Data supplied >>
────
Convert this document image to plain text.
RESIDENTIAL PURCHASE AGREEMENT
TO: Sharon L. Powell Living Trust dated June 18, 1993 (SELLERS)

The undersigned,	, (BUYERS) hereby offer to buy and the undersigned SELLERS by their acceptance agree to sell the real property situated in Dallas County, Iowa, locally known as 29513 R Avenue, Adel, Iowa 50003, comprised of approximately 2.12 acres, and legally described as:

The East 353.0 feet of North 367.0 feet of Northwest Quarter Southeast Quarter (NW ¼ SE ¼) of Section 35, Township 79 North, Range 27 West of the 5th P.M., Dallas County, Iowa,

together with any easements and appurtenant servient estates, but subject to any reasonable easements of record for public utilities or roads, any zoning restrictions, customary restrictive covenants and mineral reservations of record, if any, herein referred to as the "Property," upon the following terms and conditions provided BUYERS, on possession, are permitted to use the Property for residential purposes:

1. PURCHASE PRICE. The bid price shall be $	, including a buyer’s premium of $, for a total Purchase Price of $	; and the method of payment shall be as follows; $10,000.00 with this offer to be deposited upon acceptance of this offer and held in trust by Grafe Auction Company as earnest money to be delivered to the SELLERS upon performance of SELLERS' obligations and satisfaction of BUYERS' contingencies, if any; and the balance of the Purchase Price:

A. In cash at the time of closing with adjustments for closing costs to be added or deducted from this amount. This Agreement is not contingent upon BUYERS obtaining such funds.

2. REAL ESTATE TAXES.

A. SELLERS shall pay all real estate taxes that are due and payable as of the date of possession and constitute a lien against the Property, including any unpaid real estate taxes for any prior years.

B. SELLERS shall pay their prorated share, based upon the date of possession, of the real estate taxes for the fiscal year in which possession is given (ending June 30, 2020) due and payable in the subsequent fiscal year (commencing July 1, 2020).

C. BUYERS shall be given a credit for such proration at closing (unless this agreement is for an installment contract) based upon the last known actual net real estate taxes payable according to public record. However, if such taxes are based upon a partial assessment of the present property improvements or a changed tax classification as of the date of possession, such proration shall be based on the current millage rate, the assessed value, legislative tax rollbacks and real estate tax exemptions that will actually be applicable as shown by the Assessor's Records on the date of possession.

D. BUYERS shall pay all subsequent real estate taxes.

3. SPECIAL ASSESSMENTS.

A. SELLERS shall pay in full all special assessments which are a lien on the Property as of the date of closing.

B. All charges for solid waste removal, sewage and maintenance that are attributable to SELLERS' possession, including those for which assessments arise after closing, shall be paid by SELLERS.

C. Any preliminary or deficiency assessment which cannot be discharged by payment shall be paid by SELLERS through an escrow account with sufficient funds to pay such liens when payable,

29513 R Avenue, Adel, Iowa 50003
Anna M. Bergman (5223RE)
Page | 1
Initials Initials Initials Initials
────
The exercise >>
Write out every line of the preceding listing that contains "subsequent".

Response below >>
B. SELLERS shall pay their prorated share, based upon the date of possession, of the real estate taxes for the fiscal year in which possession is given (ending June 30, 2020) due and payable in the subsequent fiscal year (commencing July 1, 2020).
D. BUYERS shall pay all subsequent real estate taxes.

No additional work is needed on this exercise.